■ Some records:

-- BEGIN --

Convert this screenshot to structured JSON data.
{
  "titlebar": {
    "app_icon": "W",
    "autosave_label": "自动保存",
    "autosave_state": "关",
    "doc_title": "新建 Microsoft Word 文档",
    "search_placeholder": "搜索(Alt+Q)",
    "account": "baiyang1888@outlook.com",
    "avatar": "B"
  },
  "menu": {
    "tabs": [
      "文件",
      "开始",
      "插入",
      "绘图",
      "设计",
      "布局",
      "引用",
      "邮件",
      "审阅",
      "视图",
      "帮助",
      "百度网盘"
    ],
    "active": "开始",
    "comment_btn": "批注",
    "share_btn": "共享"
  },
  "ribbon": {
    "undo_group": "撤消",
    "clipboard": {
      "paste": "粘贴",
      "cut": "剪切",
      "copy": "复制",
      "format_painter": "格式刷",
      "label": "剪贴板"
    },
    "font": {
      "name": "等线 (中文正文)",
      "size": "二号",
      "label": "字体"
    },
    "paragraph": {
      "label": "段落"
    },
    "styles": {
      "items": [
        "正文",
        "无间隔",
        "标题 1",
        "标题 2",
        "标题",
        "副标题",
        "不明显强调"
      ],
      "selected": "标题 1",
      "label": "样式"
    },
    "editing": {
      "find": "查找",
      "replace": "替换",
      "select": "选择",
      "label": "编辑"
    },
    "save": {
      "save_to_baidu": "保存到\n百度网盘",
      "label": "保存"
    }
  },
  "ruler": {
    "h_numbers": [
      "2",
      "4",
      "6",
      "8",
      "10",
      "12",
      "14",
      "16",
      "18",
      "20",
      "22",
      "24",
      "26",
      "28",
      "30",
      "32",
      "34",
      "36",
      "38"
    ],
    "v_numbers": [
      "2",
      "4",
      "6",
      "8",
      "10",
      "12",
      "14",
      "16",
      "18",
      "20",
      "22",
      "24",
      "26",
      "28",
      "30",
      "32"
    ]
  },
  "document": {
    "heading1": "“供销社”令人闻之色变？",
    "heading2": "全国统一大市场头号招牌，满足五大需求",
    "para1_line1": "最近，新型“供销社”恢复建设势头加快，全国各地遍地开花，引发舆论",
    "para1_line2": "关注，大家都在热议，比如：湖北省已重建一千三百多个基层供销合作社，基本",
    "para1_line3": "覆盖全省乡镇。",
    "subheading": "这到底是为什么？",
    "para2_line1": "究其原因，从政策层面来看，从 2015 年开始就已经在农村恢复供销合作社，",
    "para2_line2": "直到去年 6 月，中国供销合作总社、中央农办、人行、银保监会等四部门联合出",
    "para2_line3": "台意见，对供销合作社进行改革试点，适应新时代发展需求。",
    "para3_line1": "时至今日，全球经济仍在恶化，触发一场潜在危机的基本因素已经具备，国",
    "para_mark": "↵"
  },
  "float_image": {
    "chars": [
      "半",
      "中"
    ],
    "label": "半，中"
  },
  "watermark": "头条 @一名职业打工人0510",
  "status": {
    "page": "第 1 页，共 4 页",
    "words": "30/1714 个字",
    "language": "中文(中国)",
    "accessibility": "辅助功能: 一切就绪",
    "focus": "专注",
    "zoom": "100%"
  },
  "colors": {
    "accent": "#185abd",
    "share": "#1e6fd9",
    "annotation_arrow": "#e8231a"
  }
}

-- END --

■ Prompt: Reproduce the listing above verbatim, from first line to last.

■ Answer to this task:
Convert this screenshot to structured JSON data.
{
  "titlebar": {
    "app_icon": "W",
    "autosave_label": "自动保存",
    "autosave_state": "关",
    "doc_title": "新建 Microsoft Word 文档",
    "search_placeholder": "搜索(Alt+Q)",
    "account": "baiyang1888@outlook.com",
    "avatar": "B"
  },
  "menu": {
    "tabs": [
      "文件",
      "开始",
      "插入",
      "绘图",
      "设计",
      "布局",
      "引用",
      "邮件",
      "审阅",
      "视图",
      "帮助",
      "百度网盘"
    ],
    "active": "开始",
    "comment_btn": "批注",
    "share_btn": "共享"
  },
  "ribbon": {
    "undo_group": "撤消",
    "clipboard": {
      "paste": "粘贴",
      "cut": "剪切",
      "copy": "复制",
      "format_painter": "格式刷",
      "label": "剪贴板"
    },
    "font": {
      "name": "等线 (中文正文)",
      "size": "二号",
      "label": "字体"
    },
    "paragraph": {
      "label": "段落"
    },
    "styles": {
      "items": [
        "正文",
        "无间隔",
        "标题 1",
        "标题 2",
        "标题",
        "副标题",
        "不明显强调"
      ],
      "selected": "标题 1",
      "label": "样式"
    },
    "editing": {
      "find": "查找",
      "replace": "替换",
      "select": "选择",
      "label": "编辑"
    },
    "save": {
      "save_to_baidu": "保存到\n百度网盘",
      "label": "保存"
    }
  },
  "ruler": {
    "h_numbers": [
      "2",
      "4",
      "6",
      "8",
      "10",
      "12",
      "14",
      "16",
      "18",
      "20",
      "22",
      "24",
      "26",
      "28",
      "30",
      "32",
      "34",
      "36",
      "38"
    ],
    "v_numbers": [
      "2",
      "4",
      "6",
      "8",
      "10",
      "12",
      "14",
      "16",
      "18",
      "20",
      "22",
      "24",
      "26",
      "28",
      "30",
      "32"
    ]
  },
  "document": {
    "heading1": "“供销社”令人闻之色变？",
    "heading2": "全国统一大市场头号招牌，满足五大需求",
    "para1_line1": "最近，新型“供销社”恢复建设势头加快，全国各地遍地开花，引发舆论",
    "para1_line2": "关注，大家都在热议，比如：湖北省已重建一千三百多个基层供销合作社，基本",
    "para1_line3": "覆盖全省乡镇。",
    "subheading": "这到底是为什么？",
    "para2_line1": "究其原因，从政策层面来看，从 2015 年开始就已经在农村恢复供销合作社，",
    "para2_line2": "直到去年 6 月，中国供销合作总社、中央农办、人行、银保监会等四部门联合出",
    "para2_line3": "台意见，对供销合作社进行改革试点，适应新时代发展需求。",
    "para3_line1": "时至今日，全球经济仍在恶化，触发一场潜在危机的基本因素已经具备，国",
    "para_mark": "↵"
  },
  "float_image": {
    "chars": [
      "半",
      "中"
    ],
    "label": "半，中"
  },
  "watermark": "头条 @一名职业打工人0510",
  "status": {
    "page": "第 1 页，共 4 页",
    "words": "30/1714 个字",
    "language": "中文(中国)",
    "accessibility": "辅助功能: 一切就绪",
    "focus": "专注",
    "zoom": "100%"
  },
  "colors": {
    "accent": "#185abd",
    "share": "#1e6fd9",
    "annotation_arrow": "#e8231a"
  }
}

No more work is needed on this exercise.